[GIVEN TASK] Reproduce the listing below without any change.

[Extracted records]
_ _ _

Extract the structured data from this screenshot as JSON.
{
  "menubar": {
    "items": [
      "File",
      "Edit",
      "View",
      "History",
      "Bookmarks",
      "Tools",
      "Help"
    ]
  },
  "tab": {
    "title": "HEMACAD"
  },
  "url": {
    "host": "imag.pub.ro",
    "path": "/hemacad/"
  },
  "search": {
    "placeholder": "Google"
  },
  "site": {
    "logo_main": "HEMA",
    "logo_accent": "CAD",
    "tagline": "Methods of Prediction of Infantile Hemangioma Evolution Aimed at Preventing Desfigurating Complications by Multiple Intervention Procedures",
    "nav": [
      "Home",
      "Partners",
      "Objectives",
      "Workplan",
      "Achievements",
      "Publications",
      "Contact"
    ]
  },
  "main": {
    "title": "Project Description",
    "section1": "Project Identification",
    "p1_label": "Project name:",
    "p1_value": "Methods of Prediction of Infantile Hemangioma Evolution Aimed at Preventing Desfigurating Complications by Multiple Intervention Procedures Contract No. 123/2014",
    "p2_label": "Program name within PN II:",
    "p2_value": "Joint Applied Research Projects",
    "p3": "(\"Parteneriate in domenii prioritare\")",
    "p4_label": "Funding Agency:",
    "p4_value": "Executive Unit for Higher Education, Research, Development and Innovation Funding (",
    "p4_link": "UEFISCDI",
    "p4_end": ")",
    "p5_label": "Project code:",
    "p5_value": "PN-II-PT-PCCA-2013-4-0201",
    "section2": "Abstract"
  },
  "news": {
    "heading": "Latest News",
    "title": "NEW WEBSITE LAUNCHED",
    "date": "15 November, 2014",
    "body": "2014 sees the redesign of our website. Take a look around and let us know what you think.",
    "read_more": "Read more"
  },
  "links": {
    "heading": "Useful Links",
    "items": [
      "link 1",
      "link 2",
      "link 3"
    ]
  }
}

_ _ _

[EXPECTED ANSWER]
Extract the structured data from this screenshot as JSON.
{
  "menubar": {
    "items": [
      "File",
      "Edit",
      "View",
      "History",
      "Bookmarks",
      "Tools",
      "Help"
    ]
  },
  "tab": {
    "title": "HEMACAD"
  },
  "url": {
    "host": "imag.pub.ro",
    "path": "/hemacad/"
  },
  "search": {
    "placeholder": "Google"
  },
  "site": {
    "logo_main": "HEMA",
    "logo_accent": "CAD",
    "tagline": "Methods of Prediction of Infantile Hemangioma Evolution Aimed at Preventing Desfigurating Complications by Multiple Intervention Procedures",
    "nav": [
      "Home",
      "Partners",
      "Objectives",
      "Workplan",
      "Achievements",
      "Publications",
      "Contact"
    ]
  },
  "main": {
    "title": "Project Description",
    "section1": "Project Identification",
    "p1_label": "Project name:",
    "p1_value": "Methods of Prediction of Infantile Hemangioma Evolution Aimed at Preventing Desfigurating Complications by Multiple Intervention Procedures Contract No. 123/2014",
    "p2_label": "Program name within PN II:",
    "p2_value": "Joint Applied Research Projects",
    "p3": "(\"Parteneriate in domenii prioritare\")",
    "p4_label": "Funding Agency:",
    "p4_value": "Executive Unit for Higher Education, Research, Development and Innovation Funding (",
    "p4_link": "UEFISCDI",
    "p4_end": ")",
    "p5_label": "Project code:",
    "p5_value": "PN-II-PT-PCCA-2013-4-0201",
    "section2": "Abstract"
  },
  "news": {
    "heading": "Latest News",
    "title": "NEW WEBSITE LAUNCHED",
    "date": "15 November, 2014",
    "body": "2014 sees the redesign of our website. Take a look around and let us know what you think.",
    "read_more": "Read more"
  },
  "links": {
    "heading": "Useful Links",
    "items": [
      "link 1",
      "link 2",
      "link 3"
    ]
  }
}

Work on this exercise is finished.